[start]

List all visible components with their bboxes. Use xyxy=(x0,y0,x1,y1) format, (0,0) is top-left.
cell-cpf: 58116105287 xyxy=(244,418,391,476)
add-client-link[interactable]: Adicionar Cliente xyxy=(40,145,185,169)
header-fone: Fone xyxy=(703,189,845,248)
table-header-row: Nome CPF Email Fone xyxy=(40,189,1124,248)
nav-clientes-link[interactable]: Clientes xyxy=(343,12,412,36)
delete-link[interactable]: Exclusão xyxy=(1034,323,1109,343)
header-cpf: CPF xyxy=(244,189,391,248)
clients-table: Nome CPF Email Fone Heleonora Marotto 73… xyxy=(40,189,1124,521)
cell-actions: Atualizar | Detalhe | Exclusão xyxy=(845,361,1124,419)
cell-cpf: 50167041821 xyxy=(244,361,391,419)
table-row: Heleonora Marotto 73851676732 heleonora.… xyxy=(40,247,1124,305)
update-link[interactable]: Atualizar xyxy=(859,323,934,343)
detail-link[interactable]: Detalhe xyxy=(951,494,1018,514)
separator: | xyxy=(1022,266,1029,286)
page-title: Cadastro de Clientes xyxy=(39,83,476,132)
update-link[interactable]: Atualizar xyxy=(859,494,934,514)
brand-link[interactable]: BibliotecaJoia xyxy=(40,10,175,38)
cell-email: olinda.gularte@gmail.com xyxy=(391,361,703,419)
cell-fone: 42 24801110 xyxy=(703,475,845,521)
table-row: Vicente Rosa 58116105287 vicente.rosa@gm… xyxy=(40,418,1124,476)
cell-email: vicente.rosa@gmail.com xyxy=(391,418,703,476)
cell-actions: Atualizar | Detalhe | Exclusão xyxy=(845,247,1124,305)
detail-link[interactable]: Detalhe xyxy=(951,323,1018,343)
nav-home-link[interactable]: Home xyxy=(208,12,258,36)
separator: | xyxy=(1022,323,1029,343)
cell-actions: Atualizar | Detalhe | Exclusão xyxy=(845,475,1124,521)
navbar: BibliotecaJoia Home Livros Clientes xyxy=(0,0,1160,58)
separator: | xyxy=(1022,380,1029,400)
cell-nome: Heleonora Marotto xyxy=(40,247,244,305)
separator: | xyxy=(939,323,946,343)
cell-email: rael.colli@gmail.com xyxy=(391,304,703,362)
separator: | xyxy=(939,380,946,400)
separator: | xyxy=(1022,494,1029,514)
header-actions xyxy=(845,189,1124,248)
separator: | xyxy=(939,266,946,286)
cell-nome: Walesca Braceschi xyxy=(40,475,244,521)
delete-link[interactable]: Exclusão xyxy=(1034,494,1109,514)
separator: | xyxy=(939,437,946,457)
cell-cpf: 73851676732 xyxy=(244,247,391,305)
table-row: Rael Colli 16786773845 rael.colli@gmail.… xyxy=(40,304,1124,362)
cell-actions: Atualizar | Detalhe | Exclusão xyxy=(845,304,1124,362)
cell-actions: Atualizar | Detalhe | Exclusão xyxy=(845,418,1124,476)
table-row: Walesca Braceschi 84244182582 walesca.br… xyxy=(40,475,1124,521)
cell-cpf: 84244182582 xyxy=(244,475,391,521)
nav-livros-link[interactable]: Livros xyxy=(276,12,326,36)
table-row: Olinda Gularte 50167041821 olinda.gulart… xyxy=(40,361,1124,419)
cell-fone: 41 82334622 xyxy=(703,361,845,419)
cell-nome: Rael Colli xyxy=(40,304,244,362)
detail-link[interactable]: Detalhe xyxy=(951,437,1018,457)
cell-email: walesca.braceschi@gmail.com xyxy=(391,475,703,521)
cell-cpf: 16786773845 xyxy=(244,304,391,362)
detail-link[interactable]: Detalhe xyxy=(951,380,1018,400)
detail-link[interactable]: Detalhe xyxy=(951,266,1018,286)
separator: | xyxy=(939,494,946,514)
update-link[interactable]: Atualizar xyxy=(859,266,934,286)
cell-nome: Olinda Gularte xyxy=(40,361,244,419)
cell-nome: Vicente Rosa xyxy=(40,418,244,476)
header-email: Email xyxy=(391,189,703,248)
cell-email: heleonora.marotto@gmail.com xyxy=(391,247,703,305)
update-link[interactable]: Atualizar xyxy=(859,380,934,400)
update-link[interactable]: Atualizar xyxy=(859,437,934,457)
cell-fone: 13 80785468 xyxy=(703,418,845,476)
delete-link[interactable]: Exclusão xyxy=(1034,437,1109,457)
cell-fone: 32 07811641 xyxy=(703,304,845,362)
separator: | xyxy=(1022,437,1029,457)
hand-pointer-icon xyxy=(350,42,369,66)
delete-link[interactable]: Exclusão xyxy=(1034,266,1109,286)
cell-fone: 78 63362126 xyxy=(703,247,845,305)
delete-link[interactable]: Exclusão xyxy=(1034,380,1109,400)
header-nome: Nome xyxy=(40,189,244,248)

[end]

Short task: Copy out every line of the material above word for word, with nothing added, dropped, or changed.

Written answer:
List all visible components with their bboxes. Use xyxy=(x0,y0,x1,y1) format, (0,0) is top-left.
cell-cpf: 58116105287 xyxy=(244,418,391,476)
add-client-link[interactable]: Adicionar Cliente xyxy=(40,145,185,169)
header-fone: Fone xyxy=(703,189,845,248)
table-header-row: Nome CPF Email Fone xyxy=(40,189,1124,248)
nav-clientes-link[interactable]: Clientes xyxy=(343,12,412,36)
delete-link[interactable]: Exclusão xyxy=(1034,323,1109,343)
header-cpf: CPF xyxy=(244,189,391,248)
clients-table: Nome CPF Email Fone Heleonora Marotto 73… xyxy=(40,189,1124,521)
cell-actions: Atualizar | Detalhe | Exclusão xyxy=(845,361,1124,419)
cell-cpf: 50167041821 xyxy=(244,361,391,419)
table-row: Heleonora Marotto 73851676732 heleonora.… xyxy=(40,247,1124,305)
update-link[interactable]: Atualizar xyxy=(859,323,934,343)
detail-link[interactable]: Detalhe xyxy=(951,494,1018,514)
separator: | xyxy=(1022,266,1029,286)
page-title: Cadastro de Clientes xyxy=(39,83,476,132)
update-link[interactable]: Atualizar xyxy=(859,494,934,514)
brand-link[interactable]: BibliotecaJoia xyxy=(40,10,175,38)
cell-email: olinda.gularte@gmail.com xyxy=(391,361,703,419)
cell-fone: 42 24801110 xyxy=(703,475,845,521)
table-row: Vicente Rosa 58116105287 vicente.rosa@gm… xyxy=(40,418,1124,476)
cell-email: vicente.rosa@gmail.com xyxy=(391,418,703,476)
cell-actions: Atualizar | Detalhe | Exclusão xyxy=(845,247,1124,305)
detail-link[interactable]: Detalhe xyxy=(951,323,1018,343)
nav-home-link[interactable]: Home xyxy=(208,12,258,36)
separator: | xyxy=(1022,323,1029,343)
cell-actions: Atualizar | Detalhe | Exclusão xyxy=(845,475,1124,521)
navbar: BibliotecaJoia Home Livros Clientes xyxy=(0,0,1160,58)
separator: | xyxy=(1022,380,1029,400)
cell-nome: Heleonora Marotto xyxy=(40,247,244,305)
separator: | xyxy=(939,323,946,343)
cell-email: rael.colli@gmail.com xyxy=(391,304,703,362)
separator: | xyxy=(939,380,946,400)
separator: | xyxy=(1022,494,1029,514)
header-actions xyxy=(845,189,1124,248)
separator: | xyxy=(939,266,946,286)
cell-nome: Walesca Braceschi xyxy=(40,475,244,521)
delete-link[interactable]: Exclusão xyxy=(1034,494,1109,514)
separator: | xyxy=(939,437,946,457)
cell-cpf: 73851676732 xyxy=(244,247,391,305)
table-row: Rael Colli 16786773845 rael.colli@gmail.… xyxy=(40,304,1124,362)
cell-actions: Atualizar | Detalhe | Exclusão xyxy=(845,304,1124,362)
cell-actions: Atualizar | Detalhe | Exclusão xyxy=(845,418,1124,476)
table-row: Walesca Braceschi 84244182582 walesca.br… xyxy=(40,475,1124,521)
cell-cpf: 84244182582 xyxy=(244,475,391,521)
nav-livros-link[interactable]: Livros xyxy=(276,12,326,36)
table-row: Olinda Gularte 50167041821 olinda.gulart… xyxy=(40,361,1124,419)
cell-fone: 41 82334622 xyxy=(703,361,845,419)
cell-nome: Rael Colli xyxy=(40,304,244,362)
detail-link[interactable]: Detalhe xyxy=(951,437,1018,457)
cell-email: walesca.braceschi@gmail.com xyxy=(391,475,703,521)
cell-cpf: 16786773845 xyxy=(244,304,391,362)
detail-link[interactable]: Detalhe xyxy=(951,380,1018,400)
detail-link[interactable]: Detalhe xyxy=(951,266,1018,286)
separator: | xyxy=(939,494,946,514)
update-link[interactable]: Atualizar xyxy=(859,266,934,286)
cell-nome: Olinda Gularte xyxy=(40,361,244,419)
cell-nome: Vicente Rosa xyxy=(40,418,244,476)
header-email: Email xyxy=(391,189,703,248)
cell-email: heleonora.marotto@gmail.com xyxy=(391,247,703,305)
update-link[interactable]: Atualizar xyxy=(859,380,934,400)
update-link[interactable]: Atualizar xyxy=(859,437,934,457)
cell-fone: 13 80785468 xyxy=(703,418,845,476)
delete-link[interactable]: Exclusão xyxy=(1034,437,1109,457)
cell-fone: 32 07811641 xyxy=(703,304,845,362)
separator: | xyxy=(1022,437,1029,457)
hand-pointer-icon xyxy=(350,42,369,66)
delete-link[interactable]: Exclusão xyxy=(1034,266,1109,286)
cell-fone: 78 63362126 xyxy=(703,247,845,305)
delete-link[interactable]: Exclusão xyxy=(1034,380,1109,400)
header-nome: Nome xyxy=(40,189,244,248)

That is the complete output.